## The problem
Copy out all of the data exactly as it appears.

## Data provided
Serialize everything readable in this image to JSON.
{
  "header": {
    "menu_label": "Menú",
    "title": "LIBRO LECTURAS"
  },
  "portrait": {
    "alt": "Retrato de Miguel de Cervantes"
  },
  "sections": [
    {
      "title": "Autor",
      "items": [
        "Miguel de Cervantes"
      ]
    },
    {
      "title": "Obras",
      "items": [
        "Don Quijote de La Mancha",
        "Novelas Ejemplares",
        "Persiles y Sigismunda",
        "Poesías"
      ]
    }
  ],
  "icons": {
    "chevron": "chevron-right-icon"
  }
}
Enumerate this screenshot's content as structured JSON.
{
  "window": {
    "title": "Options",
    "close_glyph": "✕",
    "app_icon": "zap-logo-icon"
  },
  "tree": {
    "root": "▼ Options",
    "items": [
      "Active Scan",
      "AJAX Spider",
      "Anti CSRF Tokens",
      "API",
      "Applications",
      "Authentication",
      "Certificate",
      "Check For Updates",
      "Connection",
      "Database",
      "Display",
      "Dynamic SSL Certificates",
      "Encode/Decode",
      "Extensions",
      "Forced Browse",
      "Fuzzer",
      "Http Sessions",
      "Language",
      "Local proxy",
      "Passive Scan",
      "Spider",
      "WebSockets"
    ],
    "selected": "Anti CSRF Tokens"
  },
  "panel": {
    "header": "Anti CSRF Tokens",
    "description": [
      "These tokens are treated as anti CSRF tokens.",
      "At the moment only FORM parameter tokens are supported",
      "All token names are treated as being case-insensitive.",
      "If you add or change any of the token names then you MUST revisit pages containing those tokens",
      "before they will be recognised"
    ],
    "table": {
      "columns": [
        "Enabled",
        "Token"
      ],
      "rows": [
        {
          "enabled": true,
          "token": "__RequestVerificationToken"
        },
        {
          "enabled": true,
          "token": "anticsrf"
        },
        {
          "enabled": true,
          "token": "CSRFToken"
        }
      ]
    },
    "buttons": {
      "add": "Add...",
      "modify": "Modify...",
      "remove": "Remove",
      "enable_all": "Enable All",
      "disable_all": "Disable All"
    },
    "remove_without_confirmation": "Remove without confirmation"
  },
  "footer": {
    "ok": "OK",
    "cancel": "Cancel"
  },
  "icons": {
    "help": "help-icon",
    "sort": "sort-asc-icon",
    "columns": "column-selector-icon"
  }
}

## Final answer
Serialize everything readable in this image to JSON.
{
  "header": {
    "menu_label": "Menú",
    "title": "LIBRO LECTURAS"
  },
  "portrait": {
    "alt": "Retrato de Miguel de Cervantes"
  },
  "sections": [
    {
      "title": "Autor",
      "items": [
        "Miguel de Cervantes"
      ]
    },
    {
      "title": "Obras",
      "items": [
        "Don Quijote de La Mancha",
        "Novelas Ejemplares",
        "Persiles y Sigismunda",
        "Poesías"
      ]
    }
  ],
  "icons": {
    "chevron": "chevron-right-icon"
  }
}
Enumerate this screenshot's content as structured JSON.
{
  "window": {
    "title": "Options",
    "close_glyph": "✕",
    "app_icon": "zap-logo-icon"
  },
  "tree": {
    "root": "▼ Options",
    "items": [
      "Active Scan",
      "AJAX Spider",
      "Anti CSRF Tokens",
      "API",
      "Applications",
      "Authentication",
      "Certificate",
      "Check For Updates",
      "Connection",
      "Database",
      "Display",
      "Dynamic SSL Certificates",
      "Encode/Decode",
      "Extensions",
      "Forced Browse",
      "Fuzzer",
      "Http Sessions",
      "Language",
      "Local proxy",
      "Passive Scan",
      "Spider",
      "WebSockets"
    ],
    "selected": "Anti CSRF Tokens"
  },
  "panel": {
    "header": "Anti CSRF Tokens",
    "description": [
      "These tokens are treated as anti CSRF tokens.",
      "At the moment only FORM parameter tokens are supported",
      "All token names are treated as being case-insensitive.",
      "If you add or change any of the token names then you MUST revisit pages containing those tokens",
      "before they will be recognised"
    ],
    "table": {
      "columns": [
        "Enabled",
        "Token"
      ],
      "rows": [
        {
          "enabled": true,
          "token": "__RequestVerificationToken"
        },
        {
          "enabled": true,
          "token": "anticsrf"
        },
        {
          "enabled": true,
          "token": "CSRFToken"
        }
      ]
    },
    "buttons": {
      "add": "Add...",
      "modify": "Modify...",
      "remove": "Remove",
      "enable_all": "Enable All",
      "disable_all": "Disable All"
    },
    "remove_without_confirmation": "Remove without confirmation"
  },
  "footer": {
    "ok": "OK",
    "cancel": "Cancel"
  },
  "icons": {
    "help": "help-icon",
    "sort": "sort-asc-icon",
    "columns": "column-selector-icon"
  }
}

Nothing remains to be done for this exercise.